--- Start ---

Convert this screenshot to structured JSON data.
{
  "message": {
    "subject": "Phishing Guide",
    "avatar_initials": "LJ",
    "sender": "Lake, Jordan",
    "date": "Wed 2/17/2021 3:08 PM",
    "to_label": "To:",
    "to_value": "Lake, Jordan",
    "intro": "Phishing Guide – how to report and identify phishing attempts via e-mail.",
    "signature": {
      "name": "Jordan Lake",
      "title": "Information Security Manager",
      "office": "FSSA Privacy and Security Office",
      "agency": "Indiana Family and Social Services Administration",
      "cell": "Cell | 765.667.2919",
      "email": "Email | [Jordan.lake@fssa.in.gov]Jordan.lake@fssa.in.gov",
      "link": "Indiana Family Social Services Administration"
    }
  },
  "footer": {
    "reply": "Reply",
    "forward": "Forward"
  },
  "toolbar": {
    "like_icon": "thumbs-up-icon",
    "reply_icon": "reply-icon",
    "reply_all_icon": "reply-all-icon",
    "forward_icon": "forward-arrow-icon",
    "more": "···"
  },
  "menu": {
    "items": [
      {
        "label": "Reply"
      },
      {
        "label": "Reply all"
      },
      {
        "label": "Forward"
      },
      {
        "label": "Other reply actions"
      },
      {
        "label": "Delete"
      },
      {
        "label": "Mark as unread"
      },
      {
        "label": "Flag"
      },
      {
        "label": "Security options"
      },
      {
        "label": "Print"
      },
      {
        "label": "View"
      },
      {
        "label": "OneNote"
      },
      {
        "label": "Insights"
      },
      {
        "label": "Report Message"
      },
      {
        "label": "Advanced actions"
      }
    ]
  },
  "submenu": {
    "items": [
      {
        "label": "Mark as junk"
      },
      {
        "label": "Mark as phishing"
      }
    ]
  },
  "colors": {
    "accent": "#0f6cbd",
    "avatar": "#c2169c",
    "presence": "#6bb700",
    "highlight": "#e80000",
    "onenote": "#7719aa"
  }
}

--- End ---

Transcribe the entire listing above precisely.

Convert this screenshot to structured JSON data.
{
  "message": {
    "subject": "Phishing Guide",
    "avatar_initials": "LJ",
    "sender": "Lake, Jordan",
    "date": "Wed 2/17/2021 3:08 PM",
    "to_label": "To:",
    "to_value": "Lake, Jordan",
    "intro": "Phishing Guide – how to report and identify phishing attempts via e-mail.",
    "signature": {
      "name": "Jordan Lake",
      "title": "Information Security Manager",
      "office": "FSSA Privacy and Security Office",
      "agency": "Indiana Family and Social Services Administration",
      "cell": "Cell | 765.667.2919",
      "email": "Email | [Jordan.lake@fssa.in.gov]Jordan.lake@fssa.in.gov",
      "link": "Indiana Family Social Services Administration"
    }
  },
  "footer": {
    "reply": "Reply",
    "forward": "Forward"
  },
  "toolbar": {
    "like_icon": "thumbs-up-icon",
    "reply_icon": "reply-icon",
    "reply_all_icon": "reply-all-icon",
    "forward_icon": "forward-arrow-icon",
    "more": "···"
  },
  "menu": {
    "items": [
      {
        "label": "Reply"
      },
      {
        "label": "Reply all"
      },
      {
        "label": "Forward"
      },
      {
        "label": "Other reply actions"
      },
      {
        "label": "Delete"
      },
      {
        "label": "Mark as unread"
      },
      {
        "label": "Flag"
      },
      {
        "label": "Security options"
      },
      {
        "label": "Print"
      },
      {
        "label": "View"
      },
      {
        "label": "OneNote"
      },
      {
        "label": "Insights"
      },
      {
        "label": "Report Message"
      },
      {
        "label": "Advanced actions"
      }
    ]
  },
  "submenu": {
    "items": [
      {
        "label": "Mark as junk"
      },
      {
        "label": "Mark as phishing"
      }
    ]
  },
  "colors": {
    "accent": "#0f6cbd",
    "avatar": "#c2169c",
    "presence": "#6bb700",
    "highlight": "#e80000",
    "onenote": "#7719aa"
  }
}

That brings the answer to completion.